* WRITTEN REQUEST
Compute the number of lines that include the string "this", then output that number and nothing else.

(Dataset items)
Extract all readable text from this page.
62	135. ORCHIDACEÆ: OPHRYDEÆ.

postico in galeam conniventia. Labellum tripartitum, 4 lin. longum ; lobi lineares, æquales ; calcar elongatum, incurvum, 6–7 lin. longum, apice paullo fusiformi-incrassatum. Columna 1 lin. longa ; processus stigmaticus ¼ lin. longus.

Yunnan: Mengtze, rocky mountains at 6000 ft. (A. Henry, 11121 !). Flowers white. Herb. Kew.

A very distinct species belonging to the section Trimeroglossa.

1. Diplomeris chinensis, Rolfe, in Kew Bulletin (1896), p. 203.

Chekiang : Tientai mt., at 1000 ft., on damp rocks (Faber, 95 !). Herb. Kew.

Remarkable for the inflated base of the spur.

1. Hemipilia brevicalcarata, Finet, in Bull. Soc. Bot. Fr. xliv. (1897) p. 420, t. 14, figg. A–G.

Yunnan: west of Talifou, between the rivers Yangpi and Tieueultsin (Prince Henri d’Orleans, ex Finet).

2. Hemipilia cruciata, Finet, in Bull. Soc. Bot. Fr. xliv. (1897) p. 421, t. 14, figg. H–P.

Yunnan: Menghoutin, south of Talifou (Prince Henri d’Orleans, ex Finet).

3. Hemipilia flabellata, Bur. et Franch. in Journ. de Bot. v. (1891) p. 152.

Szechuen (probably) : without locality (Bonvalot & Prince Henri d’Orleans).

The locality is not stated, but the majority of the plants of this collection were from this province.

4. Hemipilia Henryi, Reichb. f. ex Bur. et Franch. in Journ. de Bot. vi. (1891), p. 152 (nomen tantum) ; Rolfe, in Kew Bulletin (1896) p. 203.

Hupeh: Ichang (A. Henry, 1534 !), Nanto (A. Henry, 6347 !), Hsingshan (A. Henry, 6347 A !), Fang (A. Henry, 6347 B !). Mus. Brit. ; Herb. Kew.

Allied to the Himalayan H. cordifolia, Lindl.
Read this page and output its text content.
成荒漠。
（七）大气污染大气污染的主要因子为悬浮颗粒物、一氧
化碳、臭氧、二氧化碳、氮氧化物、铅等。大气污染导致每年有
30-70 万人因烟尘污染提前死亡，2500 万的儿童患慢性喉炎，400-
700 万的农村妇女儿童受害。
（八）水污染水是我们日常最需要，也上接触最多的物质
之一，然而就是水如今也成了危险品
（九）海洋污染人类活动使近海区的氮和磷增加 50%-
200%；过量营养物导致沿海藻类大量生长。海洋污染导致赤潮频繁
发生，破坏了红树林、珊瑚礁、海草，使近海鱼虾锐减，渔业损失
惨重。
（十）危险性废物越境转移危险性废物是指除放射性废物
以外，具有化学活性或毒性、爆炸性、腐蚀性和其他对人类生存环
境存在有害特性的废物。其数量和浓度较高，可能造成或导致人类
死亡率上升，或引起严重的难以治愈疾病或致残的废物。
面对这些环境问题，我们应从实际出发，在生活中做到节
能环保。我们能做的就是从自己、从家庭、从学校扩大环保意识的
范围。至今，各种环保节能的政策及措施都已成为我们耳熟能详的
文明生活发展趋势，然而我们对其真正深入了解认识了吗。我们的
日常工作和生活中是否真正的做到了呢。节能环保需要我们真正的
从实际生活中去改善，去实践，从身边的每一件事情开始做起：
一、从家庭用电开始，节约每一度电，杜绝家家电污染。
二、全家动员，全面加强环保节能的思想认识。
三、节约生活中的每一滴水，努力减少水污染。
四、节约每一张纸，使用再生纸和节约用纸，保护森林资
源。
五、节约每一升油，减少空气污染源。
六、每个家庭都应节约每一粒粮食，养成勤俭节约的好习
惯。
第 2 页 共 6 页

* ANSWER TO THE EXERCISE
3